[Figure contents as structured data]
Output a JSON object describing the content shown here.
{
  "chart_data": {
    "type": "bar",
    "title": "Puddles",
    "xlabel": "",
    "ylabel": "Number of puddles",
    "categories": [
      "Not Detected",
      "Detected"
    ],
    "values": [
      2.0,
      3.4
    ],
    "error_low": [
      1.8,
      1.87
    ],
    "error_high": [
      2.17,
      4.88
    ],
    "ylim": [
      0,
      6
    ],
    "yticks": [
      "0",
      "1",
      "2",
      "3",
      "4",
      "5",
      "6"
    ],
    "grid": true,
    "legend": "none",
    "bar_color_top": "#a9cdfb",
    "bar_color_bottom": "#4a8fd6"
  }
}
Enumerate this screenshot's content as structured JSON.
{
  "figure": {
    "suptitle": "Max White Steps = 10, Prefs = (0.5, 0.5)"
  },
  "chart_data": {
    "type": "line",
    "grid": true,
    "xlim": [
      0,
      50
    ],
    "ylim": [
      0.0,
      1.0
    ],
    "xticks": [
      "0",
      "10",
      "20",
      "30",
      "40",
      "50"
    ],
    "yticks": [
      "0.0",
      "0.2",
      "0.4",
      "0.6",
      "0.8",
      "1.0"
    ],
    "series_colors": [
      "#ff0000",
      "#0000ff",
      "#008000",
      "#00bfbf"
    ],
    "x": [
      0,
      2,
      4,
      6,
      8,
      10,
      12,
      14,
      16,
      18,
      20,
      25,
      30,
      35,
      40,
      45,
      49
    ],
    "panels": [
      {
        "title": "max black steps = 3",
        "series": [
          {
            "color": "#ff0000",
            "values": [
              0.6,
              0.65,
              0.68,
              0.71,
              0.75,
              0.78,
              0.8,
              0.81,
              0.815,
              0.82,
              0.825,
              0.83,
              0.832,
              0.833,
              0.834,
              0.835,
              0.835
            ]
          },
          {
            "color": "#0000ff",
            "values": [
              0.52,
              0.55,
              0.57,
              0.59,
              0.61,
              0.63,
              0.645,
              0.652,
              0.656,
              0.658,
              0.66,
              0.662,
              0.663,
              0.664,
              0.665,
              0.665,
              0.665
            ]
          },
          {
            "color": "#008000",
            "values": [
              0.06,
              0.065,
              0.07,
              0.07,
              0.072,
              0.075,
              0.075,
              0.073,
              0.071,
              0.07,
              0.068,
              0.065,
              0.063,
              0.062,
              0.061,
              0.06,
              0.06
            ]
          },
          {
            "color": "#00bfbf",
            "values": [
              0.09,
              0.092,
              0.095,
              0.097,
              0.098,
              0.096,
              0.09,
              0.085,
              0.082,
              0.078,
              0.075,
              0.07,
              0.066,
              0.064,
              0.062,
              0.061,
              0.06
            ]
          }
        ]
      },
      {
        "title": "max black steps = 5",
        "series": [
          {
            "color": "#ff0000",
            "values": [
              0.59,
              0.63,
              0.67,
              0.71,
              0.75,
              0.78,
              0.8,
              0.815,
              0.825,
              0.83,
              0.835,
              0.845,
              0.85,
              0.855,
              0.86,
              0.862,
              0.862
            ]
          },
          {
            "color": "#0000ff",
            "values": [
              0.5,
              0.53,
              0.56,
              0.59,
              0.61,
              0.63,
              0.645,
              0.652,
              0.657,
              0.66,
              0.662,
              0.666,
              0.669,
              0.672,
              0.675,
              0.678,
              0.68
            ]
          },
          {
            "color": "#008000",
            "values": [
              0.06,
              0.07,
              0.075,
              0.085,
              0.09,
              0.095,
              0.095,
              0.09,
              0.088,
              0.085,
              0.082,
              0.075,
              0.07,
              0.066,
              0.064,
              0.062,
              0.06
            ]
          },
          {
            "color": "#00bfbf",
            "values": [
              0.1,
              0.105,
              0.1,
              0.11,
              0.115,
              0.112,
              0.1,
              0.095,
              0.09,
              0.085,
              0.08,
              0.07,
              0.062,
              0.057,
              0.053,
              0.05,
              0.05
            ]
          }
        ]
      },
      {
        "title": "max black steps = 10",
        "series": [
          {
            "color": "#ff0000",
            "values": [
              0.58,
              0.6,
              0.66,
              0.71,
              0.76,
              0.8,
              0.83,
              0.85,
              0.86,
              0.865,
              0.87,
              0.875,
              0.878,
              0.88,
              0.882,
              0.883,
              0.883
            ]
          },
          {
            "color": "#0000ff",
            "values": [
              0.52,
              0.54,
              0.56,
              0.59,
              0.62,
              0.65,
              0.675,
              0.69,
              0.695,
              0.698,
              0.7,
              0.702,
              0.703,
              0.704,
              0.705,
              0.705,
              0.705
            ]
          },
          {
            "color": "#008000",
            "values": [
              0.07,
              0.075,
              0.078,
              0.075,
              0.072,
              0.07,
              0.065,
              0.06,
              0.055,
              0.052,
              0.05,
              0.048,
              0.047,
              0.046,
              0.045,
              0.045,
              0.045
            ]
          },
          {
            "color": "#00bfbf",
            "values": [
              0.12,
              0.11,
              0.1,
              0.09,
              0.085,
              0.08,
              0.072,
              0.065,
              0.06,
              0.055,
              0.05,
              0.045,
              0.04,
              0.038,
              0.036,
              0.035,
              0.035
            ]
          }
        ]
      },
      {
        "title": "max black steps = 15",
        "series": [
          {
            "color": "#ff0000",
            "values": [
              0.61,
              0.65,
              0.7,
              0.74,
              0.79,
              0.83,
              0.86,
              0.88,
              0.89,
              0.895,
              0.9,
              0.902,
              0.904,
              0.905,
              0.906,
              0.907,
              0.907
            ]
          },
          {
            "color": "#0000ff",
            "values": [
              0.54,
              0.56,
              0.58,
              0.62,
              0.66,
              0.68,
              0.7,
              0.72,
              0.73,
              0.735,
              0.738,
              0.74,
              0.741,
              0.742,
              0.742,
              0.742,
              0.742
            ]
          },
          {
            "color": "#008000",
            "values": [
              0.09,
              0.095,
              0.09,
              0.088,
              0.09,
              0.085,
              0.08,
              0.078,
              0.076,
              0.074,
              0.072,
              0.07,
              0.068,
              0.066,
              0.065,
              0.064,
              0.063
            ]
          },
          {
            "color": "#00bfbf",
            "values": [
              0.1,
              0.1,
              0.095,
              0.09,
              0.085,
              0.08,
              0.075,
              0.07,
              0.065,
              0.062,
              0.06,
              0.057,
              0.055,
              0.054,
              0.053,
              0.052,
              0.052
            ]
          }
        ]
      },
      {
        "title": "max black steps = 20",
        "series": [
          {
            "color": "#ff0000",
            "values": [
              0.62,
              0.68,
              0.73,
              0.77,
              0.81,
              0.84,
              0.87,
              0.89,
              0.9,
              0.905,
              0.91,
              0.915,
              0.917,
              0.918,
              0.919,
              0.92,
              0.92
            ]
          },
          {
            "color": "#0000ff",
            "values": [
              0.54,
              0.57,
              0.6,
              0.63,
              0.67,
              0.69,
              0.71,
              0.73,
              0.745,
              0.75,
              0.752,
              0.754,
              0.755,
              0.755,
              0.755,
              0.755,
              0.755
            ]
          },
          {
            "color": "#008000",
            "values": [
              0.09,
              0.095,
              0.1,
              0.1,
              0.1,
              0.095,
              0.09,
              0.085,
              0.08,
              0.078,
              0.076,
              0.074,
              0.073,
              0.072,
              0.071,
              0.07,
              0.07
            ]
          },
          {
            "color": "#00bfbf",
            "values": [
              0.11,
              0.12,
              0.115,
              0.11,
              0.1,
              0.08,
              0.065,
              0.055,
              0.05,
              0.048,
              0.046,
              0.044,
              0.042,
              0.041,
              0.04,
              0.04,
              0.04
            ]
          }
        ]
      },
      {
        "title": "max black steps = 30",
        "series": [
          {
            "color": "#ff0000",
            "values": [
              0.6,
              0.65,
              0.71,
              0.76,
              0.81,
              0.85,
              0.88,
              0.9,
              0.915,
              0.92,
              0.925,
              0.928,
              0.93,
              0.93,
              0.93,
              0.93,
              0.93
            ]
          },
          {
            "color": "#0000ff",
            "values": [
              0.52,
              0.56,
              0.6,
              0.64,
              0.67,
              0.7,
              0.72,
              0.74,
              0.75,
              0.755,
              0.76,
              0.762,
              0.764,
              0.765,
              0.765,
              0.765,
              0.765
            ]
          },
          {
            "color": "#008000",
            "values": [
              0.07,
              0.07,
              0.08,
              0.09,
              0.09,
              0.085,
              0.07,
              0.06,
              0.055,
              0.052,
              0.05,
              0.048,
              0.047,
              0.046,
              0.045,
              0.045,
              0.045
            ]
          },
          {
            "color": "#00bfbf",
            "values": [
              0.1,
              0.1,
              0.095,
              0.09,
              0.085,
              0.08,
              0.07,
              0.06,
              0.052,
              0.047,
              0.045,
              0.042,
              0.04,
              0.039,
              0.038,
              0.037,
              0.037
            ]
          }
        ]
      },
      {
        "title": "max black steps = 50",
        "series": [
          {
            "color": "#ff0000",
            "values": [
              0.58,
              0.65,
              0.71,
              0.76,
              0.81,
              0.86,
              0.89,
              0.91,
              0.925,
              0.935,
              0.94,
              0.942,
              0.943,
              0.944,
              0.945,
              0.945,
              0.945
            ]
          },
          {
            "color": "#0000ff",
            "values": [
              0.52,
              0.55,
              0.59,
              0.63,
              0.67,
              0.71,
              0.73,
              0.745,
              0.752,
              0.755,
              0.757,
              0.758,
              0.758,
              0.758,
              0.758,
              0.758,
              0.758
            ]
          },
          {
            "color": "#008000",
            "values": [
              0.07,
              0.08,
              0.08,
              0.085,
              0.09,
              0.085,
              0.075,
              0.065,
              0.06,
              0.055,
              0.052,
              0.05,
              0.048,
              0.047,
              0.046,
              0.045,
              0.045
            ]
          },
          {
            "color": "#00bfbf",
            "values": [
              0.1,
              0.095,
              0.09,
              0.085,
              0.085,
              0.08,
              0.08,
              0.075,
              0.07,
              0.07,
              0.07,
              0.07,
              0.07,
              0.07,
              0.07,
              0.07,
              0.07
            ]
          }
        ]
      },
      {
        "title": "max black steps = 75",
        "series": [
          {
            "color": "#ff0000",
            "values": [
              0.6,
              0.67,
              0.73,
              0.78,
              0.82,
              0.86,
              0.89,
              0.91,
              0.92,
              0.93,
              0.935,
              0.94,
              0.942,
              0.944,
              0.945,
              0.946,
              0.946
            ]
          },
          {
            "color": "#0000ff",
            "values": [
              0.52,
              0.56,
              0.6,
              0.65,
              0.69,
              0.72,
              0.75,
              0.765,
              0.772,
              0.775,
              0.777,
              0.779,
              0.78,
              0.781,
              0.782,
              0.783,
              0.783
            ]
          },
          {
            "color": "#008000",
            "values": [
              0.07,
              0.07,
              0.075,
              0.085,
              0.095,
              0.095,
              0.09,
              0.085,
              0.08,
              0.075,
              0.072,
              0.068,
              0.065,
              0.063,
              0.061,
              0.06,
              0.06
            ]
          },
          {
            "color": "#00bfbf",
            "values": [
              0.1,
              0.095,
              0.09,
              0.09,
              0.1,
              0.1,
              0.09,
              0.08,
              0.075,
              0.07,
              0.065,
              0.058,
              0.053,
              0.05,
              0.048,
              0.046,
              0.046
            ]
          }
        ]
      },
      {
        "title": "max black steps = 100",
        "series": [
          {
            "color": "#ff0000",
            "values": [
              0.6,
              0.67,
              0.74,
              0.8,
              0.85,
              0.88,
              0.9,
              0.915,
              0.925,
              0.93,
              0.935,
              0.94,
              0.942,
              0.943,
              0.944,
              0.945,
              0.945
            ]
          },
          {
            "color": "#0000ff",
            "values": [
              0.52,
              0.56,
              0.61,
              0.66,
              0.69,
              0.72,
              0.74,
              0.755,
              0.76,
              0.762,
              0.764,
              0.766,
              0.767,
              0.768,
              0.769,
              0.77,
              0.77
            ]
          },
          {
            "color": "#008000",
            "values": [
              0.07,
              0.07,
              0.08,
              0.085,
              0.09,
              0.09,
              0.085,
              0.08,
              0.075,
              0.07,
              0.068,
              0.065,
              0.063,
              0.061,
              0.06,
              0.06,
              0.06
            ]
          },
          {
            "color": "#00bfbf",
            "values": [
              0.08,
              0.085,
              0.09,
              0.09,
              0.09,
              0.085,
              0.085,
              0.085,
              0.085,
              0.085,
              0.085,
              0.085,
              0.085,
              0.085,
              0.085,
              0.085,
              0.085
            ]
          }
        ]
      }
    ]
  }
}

Task to carry out: State how many lines above contain the string "black", with no other words.

Exercise output: 9